Dataset excerpt
= = = = =

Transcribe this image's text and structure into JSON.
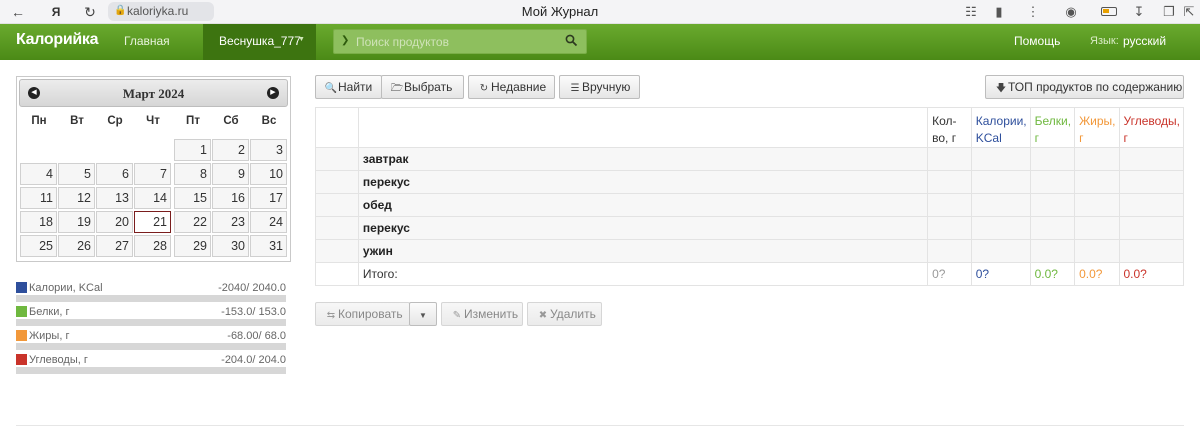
{
  "browser": {
    "url": "kaloriyka.ru",
    "page_title": "Мой Журнал"
  },
  "nav": {
    "brand": "Калорийка",
    "home": "Главная",
    "user": "Веснушка_777",
    "search_placeholder": "Поиск продуктов",
    "help": "Помощь",
    "lang_label": "Язык:",
    "lang_value": "русский"
  },
  "calendar": {
    "title": "Март 2024",
    "weekdays": [
      "Пн",
      "Вт",
      "Ср",
      "Чт",
      "Пт",
      "Сб",
      "Вс"
    ],
    "selected_day": "21",
    "weeks": [
      [
        "",
        "",
        "",
        "",
        "1",
        "2",
        "3"
      ],
      [
        "4",
        "5",
        "6",
        "7",
        "8",
        "9",
        "10"
      ],
      [
        "11",
        "12",
        "13",
        "14",
        "15",
        "16",
        "17"
      ],
      [
        "18",
        "19",
        "20",
        "21",
        "22",
        "23",
        "24"
      ],
      [
        "25",
        "26",
        "27",
        "28",
        "29",
        "30",
        "31"
      ]
    ]
  },
  "nutrition": [
    {
      "label": "Калории, KCal",
      "value": "-2040/ 2040.0",
      "color": "#2e4f9c",
      "fill": 0
    },
    {
      "label": "Белки, г",
      "value": "-153.0/ 153.0",
      "color": "#6fb83f",
      "fill": 0
    },
    {
      "label": "Жиры, г",
      "value": "-68.00/ 68.0",
      "color": "#f2983a",
      "fill": 0
    },
    {
      "label": "Углеводы, г",
      "value": "-204.0/ 204.0",
      "color": "#c9332a",
      "fill": 0
    }
  ],
  "toolbar": {
    "find": "Найти",
    "choose": "Выбрать",
    "recent": "Недавние",
    "manual": "Вручную",
    "top_products": "ТОП продуктов по содержанию"
  },
  "table": {
    "headers": {
      "qty": "Кол-во, г",
      "kcal": "Калории, KCal",
      "prot": "Белки, г",
      "fat": "Жиры, г",
      "carb": "Углеводы, г"
    },
    "meals": [
      "завтрак",
      "перекус",
      "обед",
      "перекус",
      "ужин"
    ],
    "total": {
      "label": "Итого:",
      "qty": "0?",
      "kcal": "0?",
      "prot": "0.0?",
      "fat": "0.0?",
      "carb": "0.0?"
    }
  },
  "actions": {
    "copy": "Копировать",
    "edit": "Изменить",
    "delete": "Удалить"
  }
}
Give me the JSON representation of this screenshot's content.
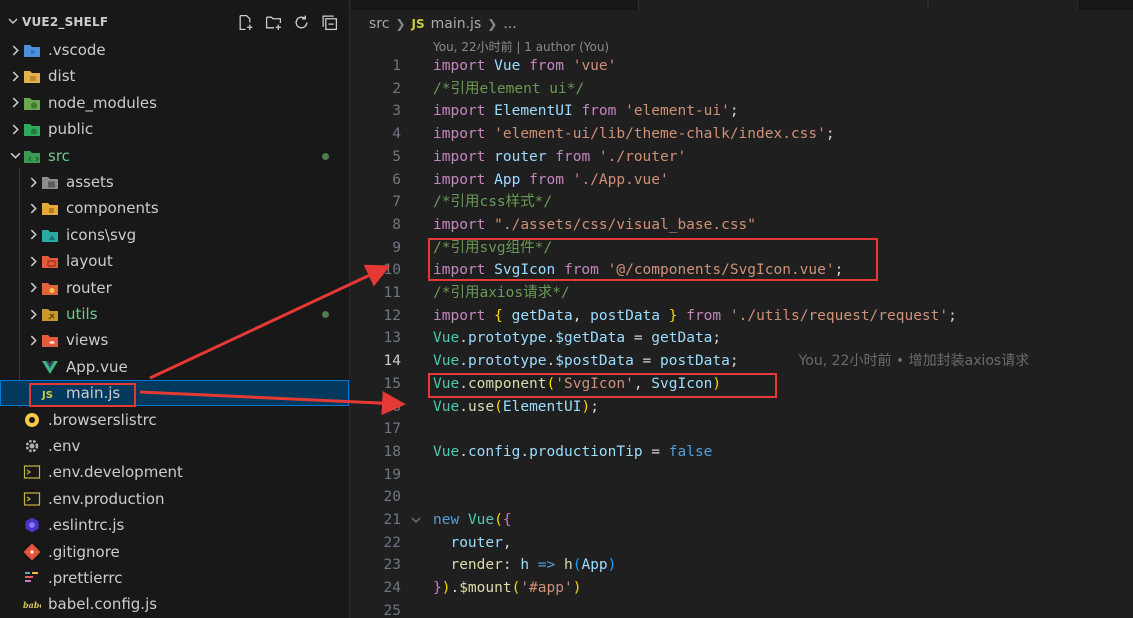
{
  "explorer": {
    "title": "VUE2_SHELF",
    "actions": [
      "new-file-icon",
      "new-folder-icon",
      "refresh-icon",
      "collapse-all-icon"
    ],
    "items": [
      {
        "label": ".vscode",
        "icon": "vscode-folder-icon",
        "twisty": "closed",
        "indent": 0
      },
      {
        "label": "dist",
        "icon": "dist-folder-icon",
        "twisty": "closed",
        "indent": 0
      },
      {
        "label": "node_modules",
        "icon": "node-folder-icon",
        "twisty": "closed",
        "indent": 0
      },
      {
        "label": "public",
        "icon": "public-folder-icon",
        "twisty": "closed",
        "indent": 0
      },
      {
        "label": "src",
        "icon": "src-folder-icon",
        "twisty": "open",
        "indent": 0,
        "modified": true
      },
      {
        "label": "assets",
        "icon": "assets-folder-icon",
        "twisty": "closed",
        "indent": 1
      },
      {
        "label": "components",
        "icon": "components-folder-icon",
        "twisty": "closed",
        "indent": 1
      },
      {
        "label": "icons\\svg",
        "icon": "icons-folder-icon",
        "twisty": "closed",
        "indent": 1
      },
      {
        "label": "layout",
        "icon": "layout-folder-icon",
        "twisty": "closed",
        "indent": 1
      },
      {
        "label": "router",
        "icon": "router-folder-icon",
        "twisty": "closed",
        "indent": 1
      },
      {
        "label": "utils",
        "icon": "utils-folder-icon",
        "twisty": "closed",
        "indent": 1,
        "modified": true
      },
      {
        "label": "views",
        "icon": "views-folder-icon",
        "twisty": "closed",
        "indent": 1
      },
      {
        "label": "App.vue",
        "icon": "vue-file-icon",
        "twisty": "none",
        "indent": 1
      },
      {
        "label": "main.js",
        "icon": "js-file-icon",
        "twisty": "none",
        "indent": 1,
        "selected": true
      },
      {
        "label": ".browserslistrc",
        "icon": "browserslist-file-icon",
        "twisty": "none",
        "indent": 0
      },
      {
        "label": ".env",
        "icon": "gear-icon",
        "twisty": "none",
        "indent": 0
      },
      {
        "label": ".env.development",
        "icon": "terminal-file-icon",
        "twisty": "none",
        "indent": 0
      },
      {
        "label": ".env.production",
        "icon": "terminal-file-icon",
        "twisty": "none",
        "indent": 0
      },
      {
        "label": ".eslintrc.js",
        "icon": "eslint-file-icon",
        "twisty": "none",
        "indent": 0
      },
      {
        "label": ".gitignore",
        "icon": "git-file-icon",
        "twisty": "none",
        "indent": 0
      },
      {
        "label": ".prettierrc",
        "icon": "prettier-file-icon",
        "twisty": "none",
        "indent": 0
      },
      {
        "label": "babel.config.js",
        "icon": "babel-file-icon",
        "twisty": "none",
        "indent": 0
      }
    ]
  },
  "breadcrumb": {
    "folder": "src",
    "file_badge": "JS",
    "file": "main.js",
    "more": "..."
  },
  "codelens": "You, 22小时前 | 1 author (You)",
  "blame": "You, 22小时前 • 增加封装axios请求",
  "code": [
    {
      "n": "1",
      "tokens": [
        [
          "kw",
          "import"
        ],
        [
          "pl",
          " "
        ],
        [
          "vr",
          "Vue"
        ],
        [
          "pl",
          " "
        ],
        [
          "kw",
          "from"
        ],
        [
          "pl",
          " "
        ],
        [
          "st",
          "'vue'"
        ]
      ]
    },
    {
      "n": "2",
      "tokens": [
        [
          "cm",
          "/*引用element ui*/"
        ]
      ]
    },
    {
      "n": "3",
      "tokens": [
        [
          "kw",
          "import"
        ],
        [
          "pl",
          " "
        ],
        [
          "vr",
          "ElementUI"
        ],
        [
          "pl",
          " "
        ],
        [
          "kw",
          "from"
        ],
        [
          "pl",
          " "
        ],
        [
          "st",
          "'element-ui'"
        ],
        [
          "pl",
          ";"
        ]
      ]
    },
    {
      "n": "4",
      "tokens": [
        [
          "kw",
          "import"
        ],
        [
          "pl",
          " "
        ],
        [
          "st",
          "'element-ui/lib/theme-chalk/index.css'"
        ],
        [
          "pl",
          ";"
        ]
      ]
    },
    {
      "n": "5",
      "tokens": [
        [
          "kw",
          "import"
        ],
        [
          "pl",
          " "
        ],
        [
          "vr",
          "router"
        ],
        [
          "pl",
          " "
        ],
        [
          "kw",
          "from"
        ],
        [
          "pl",
          " "
        ],
        [
          "st",
          "'./router'"
        ]
      ]
    },
    {
      "n": "6",
      "tokens": [
        [
          "kw",
          "import"
        ],
        [
          "pl",
          " "
        ],
        [
          "vr",
          "App"
        ],
        [
          "pl",
          " "
        ],
        [
          "kw",
          "from"
        ],
        [
          "pl",
          " "
        ],
        [
          "st",
          "'./App.vue'"
        ]
      ]
    },
    {
      "n": "7",
      "tokens": [
        [
          "cm",
          "/*引用css样式*/"
        ]
      ]
    },
    {
      "n": "8",
      "tokens": [
        [
          "kw",
          "import"
        ],
        [
          "pl",
          " "
        ],
        [
          "st",
          "\"./assets/css/visual_base.css\""
        ]
      ]
    },
    {
      "n": "9",
      "tokens": [
        [
          "cm",
          "/*引用svg组件*/"
        ]
      ]
    },
    {
      "n": "10",
      "tokens": [
        [
          "kw",
          "import"
        ],
        [
          "pl",
          " "
        ],
        [
          "vr",
          "SvgIcon"
        ],
        [
          "pl",
          " "
        ],
        [
          "kw",
          "from"
        ],
        [
          "pl",
          " "
        ],
        [
          "st",
          "'@/components/SvgIcon.vue'"
        ],
        [
          "pl",
          ";"
        ]
      ]
    },
    {
      "n": "11",
      "tokens": [
        [
          "cm",
          "/*引用axios请求*/"
        ]
      ]
    },
    {
      "n": "12",
      "tokens": [
        [
          "kw",
          "import"
        ],
        [
          "pl",
          " "
        ],
        [
          "bk",
          "{"
        ],
        [
          "pl",
          " "
        ],
        [
          "vr",
          "getData"
        ],
        [
          "pl",
          ", "
        ],
        [
          "vr",
          "postData"
        ],
        [
          "pl",
          " "
        ],
        [
          "bk",
          "}"
        ],
        [
          "pl",
          " "
        ],
        [
          "kw",
          "from"
        ],
        [
          "pl",
          " "
        ],
        [
          "st",
          "'./utils/request/request'"
        ],
        [
          "pl",
          ";"
        ]
      ]
    },
    {
      "n": "13",
      "tokens": [
        [
          "cl",
          "Vue"
        ],
        [
          "pl",
          "."
        ],
        [
          "vr",
          "prototype"
        ],
        [
          "pl",
          "."
        ],
        [
          "vr",
          "$getData"
        ],
        [
          "pl",
          " = "
        ],
        [
          "vr",
          "getData"
        ],
        [
          "pl",
          ";"
        ]
      ]
    },
    {
      "n": "14",
      "current": true,
      "tokens": [
        [
          "cl",
          "Vue"
        ],
        [
          "pl",
          "."
        ],
        [
          "vr",
          "prototype"
        ],
        [
          "pl",
          "."
        ],
        [
          "vr",
          "$postData"
        ],
        [
          "pl",
          " = "
        ],
        [
          "vr",
          "postData"
        ],
        [
          "pl",
          ";"
        ]
      ]
    },
    {
      "n": "15",
      "tokens": [
        [
          "cl",
          "Vue"
        ],
        [
          "pl",
          "."
        ],
        [
          "fn",
          "component"
        ],
        [
          "bk",
          "("
        ],
        [
          "st",
          "'SvgIcon'"
        ],
        [
          "pl",
          ", "
        ],
        [
          "vr",
          "SvgIcon"
        ],
        [
          "bk",
          ")"
        ]
      ]
    },
    {
      "n": "16",
      "tokens": [
        [
          "cl",
          "Vue"
        ],
        [
          "pl",
          "."
        ],
        [
          "fn",
          "use"
        ],
        [
          "bk",
          "("
        ],
        [
          "vr",
          "ElementUI"
        ],
        [
          "bk",
          ")"
        ],
        [
          "pl",
          ";"
        ]
      ]
    },
    {
      "n": "17",
      "tokens": []
    },
    {
      "n": "18",
      "tokens": [
        [
          "cl",
          "Vue"
        ],
        [
          "pl",
          "."
        ],
        [
          "vr",
          "config"
        ],
        [
          "pl",
          "."
        ],
        [
          "vr",
          "productionTip"
        ],
        [
          "pl",
          " = "
        ],
        [
          "kb",
          "false"
        ]
      ]
    },
    {
      "n": "19",
      "tokens": []
    },
    {
      "n": "20",
      "tokens": []
    },
    {
      "n": "21",
      "fold": true,
      "tokens": [
        [
          "kb",
          "new"
        ],
        [
          "pl",
          " "
        ],
        [
          "cl",
          "Vue"
        ],
        [
          "bk",
          "("
        ],
        [
          "bk2",
          "{"
        ]
      ]
    },
    {
      "n": "22",
      "tokens": [
        [
          "pl",
          "  "
        ],
        [
          "vr",
          "router"
        ],
        [
          "pl",
          ","
        ]
      ]
    },
    {
      "n": "23",
      "tokens": [
        [
          "pl",
          "  "
        ],
        [
          "fn",
          "render"
        ],
        [
          "pl",
          ": "
        ],
        [
          "vr",
          "h"
        ],
        [
          "pl",
          " "
        ],
        [
          "kb",
          "=>"
        ],
        [
          "pl",
          " "
        ],
        [
          "fn",
          "h"
        ],
        [
          "bk3",
          "("
        ],
        [
          "vr",
          "App"
        ],
        [
          "bk3",
          ")"
        ]
      ]
    },
    {
      "n": "24",
      "tokens": [
        [
          "bk2",
          "}"
        ],
        [
          "bk",
          ")"
        ],
        [
          "pl",
          "."
        ],
        [
          "fn",
          "$mount"
        ],
        [
          "bk",
          "("
        ],
        [
          "st",
          "'#app'"
        ],
        [
          "bk",
          ")"
        ]
      ]
    },
    {
      "n": "25",
      "tokens": []
    }
  ],
  "colors": {
    "annotation": "#e53935",
    "selection": "#04395e",
    "modified": "#73c991"
  }
}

= = = = =

* DIRECTIVE *
Copy every line of the listing that contains the word "this".

* COMPLETE ANSWER *
Transcribe this image's text and structure into JSON.
Give me the JSON representation of this screenshot's content.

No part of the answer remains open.